[What you have to do] Count the lines below that include the word "hard" and write that number alone.

[Records supplied]
-- -- --

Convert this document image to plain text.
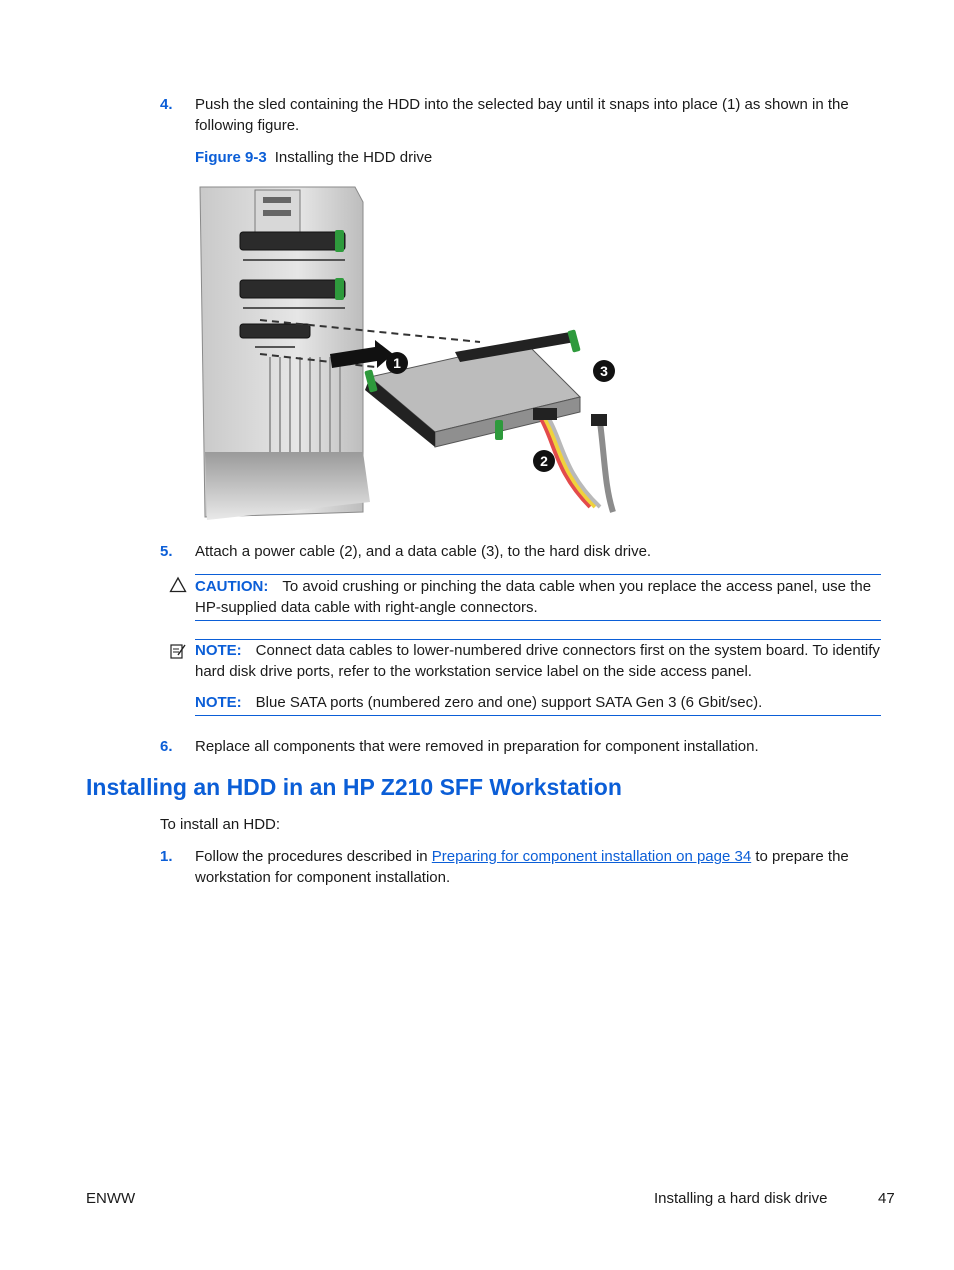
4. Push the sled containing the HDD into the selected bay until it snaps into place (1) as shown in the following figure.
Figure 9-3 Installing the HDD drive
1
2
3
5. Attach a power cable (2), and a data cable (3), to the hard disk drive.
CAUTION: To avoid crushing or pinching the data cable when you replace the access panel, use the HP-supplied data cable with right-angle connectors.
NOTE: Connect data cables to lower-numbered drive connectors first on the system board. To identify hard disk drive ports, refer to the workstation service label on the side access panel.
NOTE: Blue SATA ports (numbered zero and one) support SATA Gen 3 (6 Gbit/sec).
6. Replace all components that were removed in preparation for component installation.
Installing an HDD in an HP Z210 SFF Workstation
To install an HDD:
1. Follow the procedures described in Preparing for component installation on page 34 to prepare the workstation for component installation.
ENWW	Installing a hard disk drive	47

-- -- --

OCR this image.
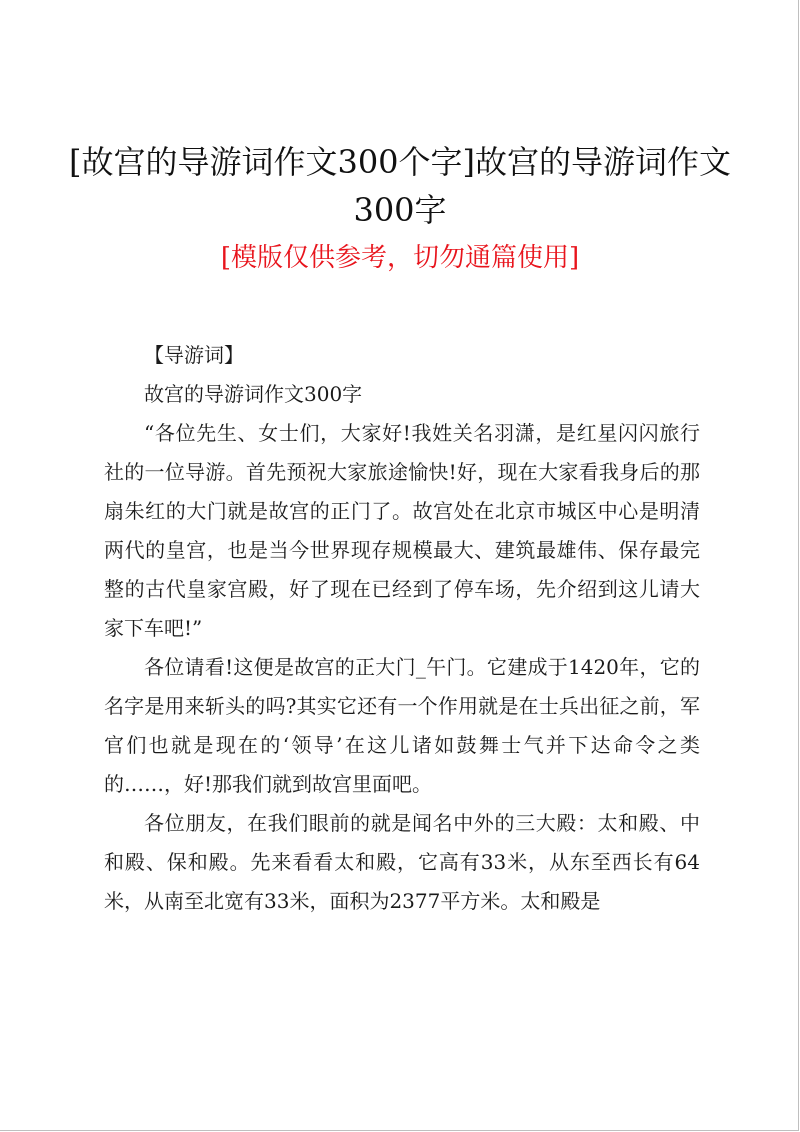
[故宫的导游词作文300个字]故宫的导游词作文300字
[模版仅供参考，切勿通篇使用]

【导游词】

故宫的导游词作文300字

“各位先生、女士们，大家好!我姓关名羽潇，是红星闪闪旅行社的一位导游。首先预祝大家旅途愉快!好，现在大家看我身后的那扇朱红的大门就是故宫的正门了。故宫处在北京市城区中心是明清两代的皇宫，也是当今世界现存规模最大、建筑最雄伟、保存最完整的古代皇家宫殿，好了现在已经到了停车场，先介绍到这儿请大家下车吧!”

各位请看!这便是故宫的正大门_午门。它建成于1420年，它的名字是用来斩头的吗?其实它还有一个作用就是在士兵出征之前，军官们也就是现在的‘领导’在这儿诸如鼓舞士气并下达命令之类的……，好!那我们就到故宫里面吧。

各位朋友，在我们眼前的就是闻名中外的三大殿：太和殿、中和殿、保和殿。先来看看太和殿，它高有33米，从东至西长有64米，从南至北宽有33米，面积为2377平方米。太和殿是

-- -- --

[Answer to this task] 3